**REQUIREMENT**
Copy every line of the following data that includes the string "author".

**SUPPLIED DATA**
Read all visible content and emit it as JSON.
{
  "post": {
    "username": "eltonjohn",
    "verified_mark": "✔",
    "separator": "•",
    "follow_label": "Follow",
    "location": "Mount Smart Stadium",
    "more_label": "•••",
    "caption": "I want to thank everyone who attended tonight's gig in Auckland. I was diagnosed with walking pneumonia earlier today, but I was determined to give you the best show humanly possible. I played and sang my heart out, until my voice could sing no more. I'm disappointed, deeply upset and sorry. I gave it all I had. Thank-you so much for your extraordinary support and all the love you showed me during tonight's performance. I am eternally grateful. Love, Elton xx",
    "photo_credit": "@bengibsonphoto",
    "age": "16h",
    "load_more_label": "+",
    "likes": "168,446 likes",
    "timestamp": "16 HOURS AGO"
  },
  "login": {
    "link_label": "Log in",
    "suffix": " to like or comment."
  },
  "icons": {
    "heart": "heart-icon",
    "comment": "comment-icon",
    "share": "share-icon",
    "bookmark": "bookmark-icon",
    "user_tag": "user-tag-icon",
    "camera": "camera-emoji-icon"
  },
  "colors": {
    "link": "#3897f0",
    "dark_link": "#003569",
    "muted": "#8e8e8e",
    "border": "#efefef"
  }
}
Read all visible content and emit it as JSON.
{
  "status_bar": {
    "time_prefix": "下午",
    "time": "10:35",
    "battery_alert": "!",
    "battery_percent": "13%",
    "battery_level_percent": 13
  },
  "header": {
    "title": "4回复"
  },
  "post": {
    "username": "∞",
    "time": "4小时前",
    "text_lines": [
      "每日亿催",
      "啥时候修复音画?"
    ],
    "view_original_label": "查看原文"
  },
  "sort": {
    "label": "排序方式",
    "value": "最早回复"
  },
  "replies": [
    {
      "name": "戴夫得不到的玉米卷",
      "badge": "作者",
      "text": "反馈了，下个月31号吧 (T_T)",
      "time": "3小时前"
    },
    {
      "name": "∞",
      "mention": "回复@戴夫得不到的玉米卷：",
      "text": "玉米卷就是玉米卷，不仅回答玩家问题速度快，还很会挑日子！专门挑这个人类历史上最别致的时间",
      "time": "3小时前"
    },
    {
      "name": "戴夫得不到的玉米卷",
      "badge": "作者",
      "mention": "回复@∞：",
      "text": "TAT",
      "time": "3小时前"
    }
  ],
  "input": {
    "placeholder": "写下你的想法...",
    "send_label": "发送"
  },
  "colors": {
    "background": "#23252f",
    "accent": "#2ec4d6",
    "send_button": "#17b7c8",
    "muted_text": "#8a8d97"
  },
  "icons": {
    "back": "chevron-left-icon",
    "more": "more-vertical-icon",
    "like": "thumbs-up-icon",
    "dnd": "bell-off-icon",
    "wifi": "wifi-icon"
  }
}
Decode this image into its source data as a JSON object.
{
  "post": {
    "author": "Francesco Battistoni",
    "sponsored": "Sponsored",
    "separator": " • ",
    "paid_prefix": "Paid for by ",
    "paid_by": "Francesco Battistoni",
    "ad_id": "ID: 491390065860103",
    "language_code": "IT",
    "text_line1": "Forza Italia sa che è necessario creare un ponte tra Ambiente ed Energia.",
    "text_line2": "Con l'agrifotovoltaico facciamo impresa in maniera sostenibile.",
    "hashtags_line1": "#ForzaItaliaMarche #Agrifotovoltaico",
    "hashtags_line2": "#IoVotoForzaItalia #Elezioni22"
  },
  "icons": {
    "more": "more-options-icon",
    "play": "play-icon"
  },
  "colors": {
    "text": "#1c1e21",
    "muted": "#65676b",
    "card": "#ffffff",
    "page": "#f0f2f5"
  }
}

...

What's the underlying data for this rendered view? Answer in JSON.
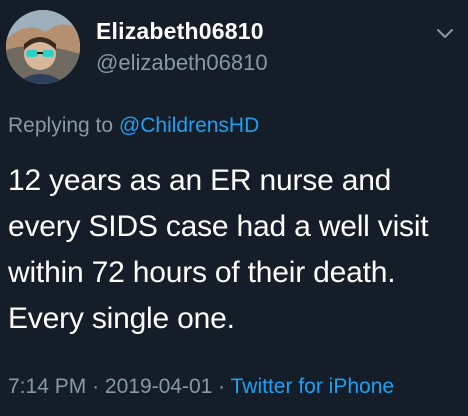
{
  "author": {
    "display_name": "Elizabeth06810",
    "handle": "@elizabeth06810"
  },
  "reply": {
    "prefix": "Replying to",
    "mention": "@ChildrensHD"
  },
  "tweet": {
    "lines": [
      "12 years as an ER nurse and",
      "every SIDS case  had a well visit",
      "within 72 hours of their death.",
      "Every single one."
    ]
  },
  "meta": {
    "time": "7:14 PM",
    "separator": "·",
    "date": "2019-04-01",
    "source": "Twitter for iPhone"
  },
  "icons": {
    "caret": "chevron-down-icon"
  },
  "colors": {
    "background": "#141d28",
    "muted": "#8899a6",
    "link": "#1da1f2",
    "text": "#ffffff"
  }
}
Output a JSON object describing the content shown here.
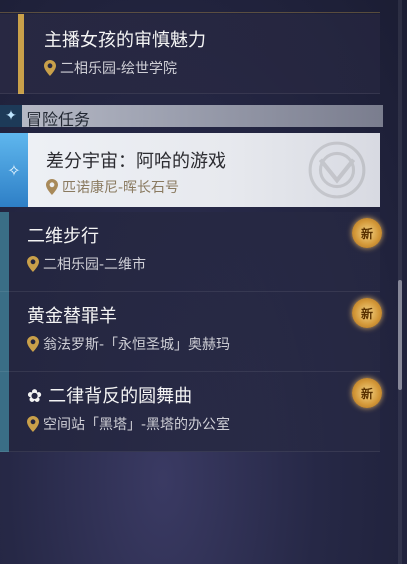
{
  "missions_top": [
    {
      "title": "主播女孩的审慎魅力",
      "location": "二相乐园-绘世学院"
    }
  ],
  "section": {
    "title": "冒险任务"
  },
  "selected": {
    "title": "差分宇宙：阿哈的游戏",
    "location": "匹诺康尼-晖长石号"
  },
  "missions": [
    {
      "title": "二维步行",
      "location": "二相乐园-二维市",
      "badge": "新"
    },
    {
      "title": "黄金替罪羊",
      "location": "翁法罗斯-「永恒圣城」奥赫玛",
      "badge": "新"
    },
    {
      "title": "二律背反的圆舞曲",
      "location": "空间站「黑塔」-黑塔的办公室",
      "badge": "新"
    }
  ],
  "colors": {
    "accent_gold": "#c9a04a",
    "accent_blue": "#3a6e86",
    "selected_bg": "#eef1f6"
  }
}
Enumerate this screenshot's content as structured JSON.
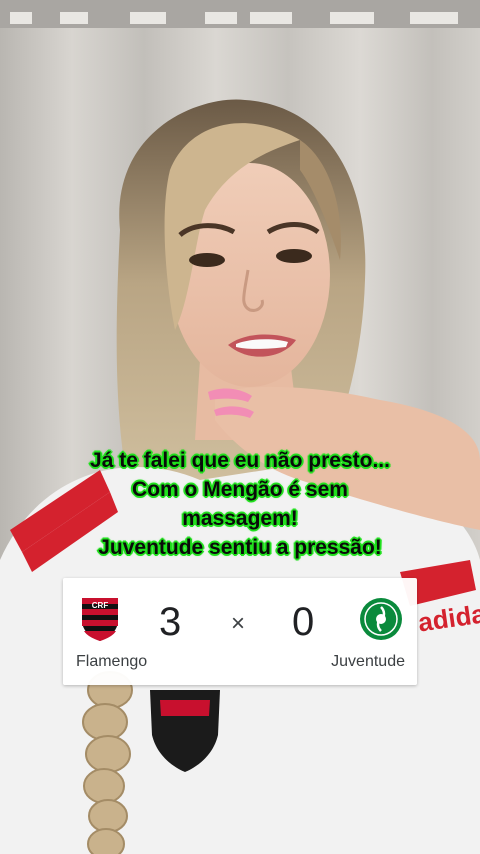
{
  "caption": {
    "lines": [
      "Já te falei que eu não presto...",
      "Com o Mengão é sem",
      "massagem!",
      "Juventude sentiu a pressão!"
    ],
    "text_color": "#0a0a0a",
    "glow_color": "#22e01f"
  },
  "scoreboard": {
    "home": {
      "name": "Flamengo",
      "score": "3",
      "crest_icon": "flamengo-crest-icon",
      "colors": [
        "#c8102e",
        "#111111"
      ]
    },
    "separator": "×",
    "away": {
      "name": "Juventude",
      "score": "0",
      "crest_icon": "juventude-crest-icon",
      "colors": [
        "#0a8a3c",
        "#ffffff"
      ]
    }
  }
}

**RESULT OF THIS TASK**
    "author": "Francesco Battistoni",
  "author": {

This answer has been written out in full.